> _PROBLEM TO WORK ON_
Show every line that has the string "Récolte" in it.

> _INFORMATION PROVIDED_
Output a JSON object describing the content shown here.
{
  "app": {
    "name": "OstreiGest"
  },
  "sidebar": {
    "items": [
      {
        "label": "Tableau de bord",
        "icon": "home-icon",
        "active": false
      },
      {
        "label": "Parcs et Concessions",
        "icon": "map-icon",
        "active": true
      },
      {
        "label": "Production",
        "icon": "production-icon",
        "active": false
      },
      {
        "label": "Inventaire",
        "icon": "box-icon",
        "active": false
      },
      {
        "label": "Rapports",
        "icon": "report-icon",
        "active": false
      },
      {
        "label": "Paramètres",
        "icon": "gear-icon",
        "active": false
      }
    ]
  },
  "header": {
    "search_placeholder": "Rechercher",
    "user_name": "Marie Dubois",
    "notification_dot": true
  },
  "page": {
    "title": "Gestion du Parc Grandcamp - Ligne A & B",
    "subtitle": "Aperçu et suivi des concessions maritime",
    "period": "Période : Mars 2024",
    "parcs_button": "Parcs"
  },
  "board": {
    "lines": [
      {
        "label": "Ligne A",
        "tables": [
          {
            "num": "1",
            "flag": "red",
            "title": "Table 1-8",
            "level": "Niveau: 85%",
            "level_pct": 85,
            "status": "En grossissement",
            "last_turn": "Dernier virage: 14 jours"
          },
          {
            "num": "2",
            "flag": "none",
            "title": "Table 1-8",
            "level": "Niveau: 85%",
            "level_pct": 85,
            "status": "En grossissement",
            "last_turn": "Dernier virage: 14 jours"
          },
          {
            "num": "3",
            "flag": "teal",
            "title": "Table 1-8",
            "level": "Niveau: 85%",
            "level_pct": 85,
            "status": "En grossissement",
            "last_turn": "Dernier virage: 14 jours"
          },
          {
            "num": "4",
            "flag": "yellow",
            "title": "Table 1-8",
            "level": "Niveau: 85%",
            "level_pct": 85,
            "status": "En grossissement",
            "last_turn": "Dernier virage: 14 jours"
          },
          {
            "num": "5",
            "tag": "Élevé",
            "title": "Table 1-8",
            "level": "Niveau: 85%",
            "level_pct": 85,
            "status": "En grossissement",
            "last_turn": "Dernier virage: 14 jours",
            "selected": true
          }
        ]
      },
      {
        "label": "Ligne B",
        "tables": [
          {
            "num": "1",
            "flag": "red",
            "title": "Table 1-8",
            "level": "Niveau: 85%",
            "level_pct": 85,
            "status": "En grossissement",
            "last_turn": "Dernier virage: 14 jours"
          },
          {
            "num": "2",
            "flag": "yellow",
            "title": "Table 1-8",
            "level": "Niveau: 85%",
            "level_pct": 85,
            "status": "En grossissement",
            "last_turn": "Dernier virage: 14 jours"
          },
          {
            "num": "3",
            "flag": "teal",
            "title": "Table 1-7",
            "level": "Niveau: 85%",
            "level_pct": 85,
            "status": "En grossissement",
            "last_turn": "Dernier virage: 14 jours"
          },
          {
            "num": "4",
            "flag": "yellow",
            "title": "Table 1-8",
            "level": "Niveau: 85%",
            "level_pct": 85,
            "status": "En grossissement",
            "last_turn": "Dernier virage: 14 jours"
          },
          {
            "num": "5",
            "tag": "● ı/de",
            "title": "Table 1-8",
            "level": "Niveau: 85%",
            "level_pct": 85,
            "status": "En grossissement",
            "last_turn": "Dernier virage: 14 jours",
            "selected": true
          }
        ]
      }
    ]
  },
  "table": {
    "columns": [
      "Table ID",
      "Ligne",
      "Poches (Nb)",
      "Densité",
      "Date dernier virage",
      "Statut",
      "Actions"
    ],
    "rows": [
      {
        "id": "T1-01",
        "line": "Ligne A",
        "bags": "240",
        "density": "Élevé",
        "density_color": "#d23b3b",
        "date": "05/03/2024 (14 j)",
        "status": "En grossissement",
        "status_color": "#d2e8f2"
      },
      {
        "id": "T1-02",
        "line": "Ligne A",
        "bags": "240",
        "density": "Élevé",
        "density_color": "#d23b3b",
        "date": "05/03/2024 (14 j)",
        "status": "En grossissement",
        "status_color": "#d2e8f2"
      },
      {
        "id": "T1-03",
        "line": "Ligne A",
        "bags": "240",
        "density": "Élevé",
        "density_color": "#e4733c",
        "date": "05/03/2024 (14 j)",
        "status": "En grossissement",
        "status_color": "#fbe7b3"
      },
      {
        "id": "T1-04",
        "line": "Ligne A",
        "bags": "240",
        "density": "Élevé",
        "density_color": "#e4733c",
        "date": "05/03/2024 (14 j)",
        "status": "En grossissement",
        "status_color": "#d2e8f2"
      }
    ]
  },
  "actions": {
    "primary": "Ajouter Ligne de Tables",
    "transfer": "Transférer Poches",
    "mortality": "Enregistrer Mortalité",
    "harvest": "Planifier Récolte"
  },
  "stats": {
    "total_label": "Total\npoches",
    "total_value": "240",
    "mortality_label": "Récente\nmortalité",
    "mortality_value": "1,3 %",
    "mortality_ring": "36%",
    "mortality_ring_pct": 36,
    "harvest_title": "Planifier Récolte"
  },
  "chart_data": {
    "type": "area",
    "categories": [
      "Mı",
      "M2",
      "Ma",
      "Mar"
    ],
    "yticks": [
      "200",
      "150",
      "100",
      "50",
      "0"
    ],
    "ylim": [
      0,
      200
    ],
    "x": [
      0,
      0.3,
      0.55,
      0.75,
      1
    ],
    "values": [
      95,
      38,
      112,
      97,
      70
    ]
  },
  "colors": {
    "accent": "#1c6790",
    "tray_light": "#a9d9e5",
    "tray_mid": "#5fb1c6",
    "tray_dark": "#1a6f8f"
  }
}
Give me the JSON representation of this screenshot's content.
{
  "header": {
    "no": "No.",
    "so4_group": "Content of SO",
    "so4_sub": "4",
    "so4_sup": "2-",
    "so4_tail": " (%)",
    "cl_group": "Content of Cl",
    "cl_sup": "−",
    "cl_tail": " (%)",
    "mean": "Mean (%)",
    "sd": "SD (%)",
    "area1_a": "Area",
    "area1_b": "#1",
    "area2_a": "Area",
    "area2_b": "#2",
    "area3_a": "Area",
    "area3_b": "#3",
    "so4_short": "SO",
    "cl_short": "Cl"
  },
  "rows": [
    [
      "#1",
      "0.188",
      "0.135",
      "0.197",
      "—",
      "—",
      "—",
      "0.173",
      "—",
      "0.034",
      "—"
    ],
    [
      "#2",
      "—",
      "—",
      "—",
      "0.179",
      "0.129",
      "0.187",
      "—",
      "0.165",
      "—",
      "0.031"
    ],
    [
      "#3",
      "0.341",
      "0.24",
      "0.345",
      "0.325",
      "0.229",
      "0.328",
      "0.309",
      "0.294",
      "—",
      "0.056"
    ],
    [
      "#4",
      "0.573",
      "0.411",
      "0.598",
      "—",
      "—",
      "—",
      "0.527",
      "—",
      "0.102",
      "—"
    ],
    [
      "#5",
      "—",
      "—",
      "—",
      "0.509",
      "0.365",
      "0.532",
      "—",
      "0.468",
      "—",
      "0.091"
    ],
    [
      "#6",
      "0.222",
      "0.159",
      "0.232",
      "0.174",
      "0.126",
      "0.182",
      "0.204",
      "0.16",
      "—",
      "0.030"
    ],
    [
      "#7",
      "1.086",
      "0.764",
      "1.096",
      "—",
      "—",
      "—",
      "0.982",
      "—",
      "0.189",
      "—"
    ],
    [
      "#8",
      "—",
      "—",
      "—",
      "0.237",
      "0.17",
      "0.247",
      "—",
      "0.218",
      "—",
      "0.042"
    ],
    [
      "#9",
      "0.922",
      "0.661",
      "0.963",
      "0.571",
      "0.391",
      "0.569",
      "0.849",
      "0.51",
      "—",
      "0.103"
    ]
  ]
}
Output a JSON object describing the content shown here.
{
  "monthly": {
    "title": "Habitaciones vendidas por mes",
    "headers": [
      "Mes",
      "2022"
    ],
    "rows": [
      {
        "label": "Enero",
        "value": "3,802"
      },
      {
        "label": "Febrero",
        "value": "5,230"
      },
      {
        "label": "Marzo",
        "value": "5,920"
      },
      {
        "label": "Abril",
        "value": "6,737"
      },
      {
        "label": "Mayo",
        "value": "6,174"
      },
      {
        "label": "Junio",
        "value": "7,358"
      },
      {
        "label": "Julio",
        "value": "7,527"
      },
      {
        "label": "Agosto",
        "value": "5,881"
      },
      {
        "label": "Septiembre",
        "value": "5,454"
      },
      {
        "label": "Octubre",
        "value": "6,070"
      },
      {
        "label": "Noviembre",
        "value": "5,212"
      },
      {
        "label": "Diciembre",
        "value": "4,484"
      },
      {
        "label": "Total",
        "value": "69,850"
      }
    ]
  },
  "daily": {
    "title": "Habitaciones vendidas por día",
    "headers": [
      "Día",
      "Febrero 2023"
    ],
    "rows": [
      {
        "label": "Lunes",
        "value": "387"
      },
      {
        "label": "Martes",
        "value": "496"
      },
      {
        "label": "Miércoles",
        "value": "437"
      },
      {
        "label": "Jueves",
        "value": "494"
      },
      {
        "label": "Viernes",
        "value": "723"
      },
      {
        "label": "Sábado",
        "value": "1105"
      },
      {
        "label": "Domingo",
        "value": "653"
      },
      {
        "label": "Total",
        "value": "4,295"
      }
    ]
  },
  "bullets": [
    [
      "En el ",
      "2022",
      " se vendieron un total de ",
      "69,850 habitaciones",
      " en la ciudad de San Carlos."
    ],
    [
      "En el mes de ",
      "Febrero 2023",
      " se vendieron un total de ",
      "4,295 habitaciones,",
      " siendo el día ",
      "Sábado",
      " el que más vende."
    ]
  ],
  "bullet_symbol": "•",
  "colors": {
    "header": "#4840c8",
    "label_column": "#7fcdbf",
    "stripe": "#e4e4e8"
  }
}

> _EXERCISE ANSWER_
    "harvest": "Planifier Récolte"
    "harvest_title": "Planifier Récolte"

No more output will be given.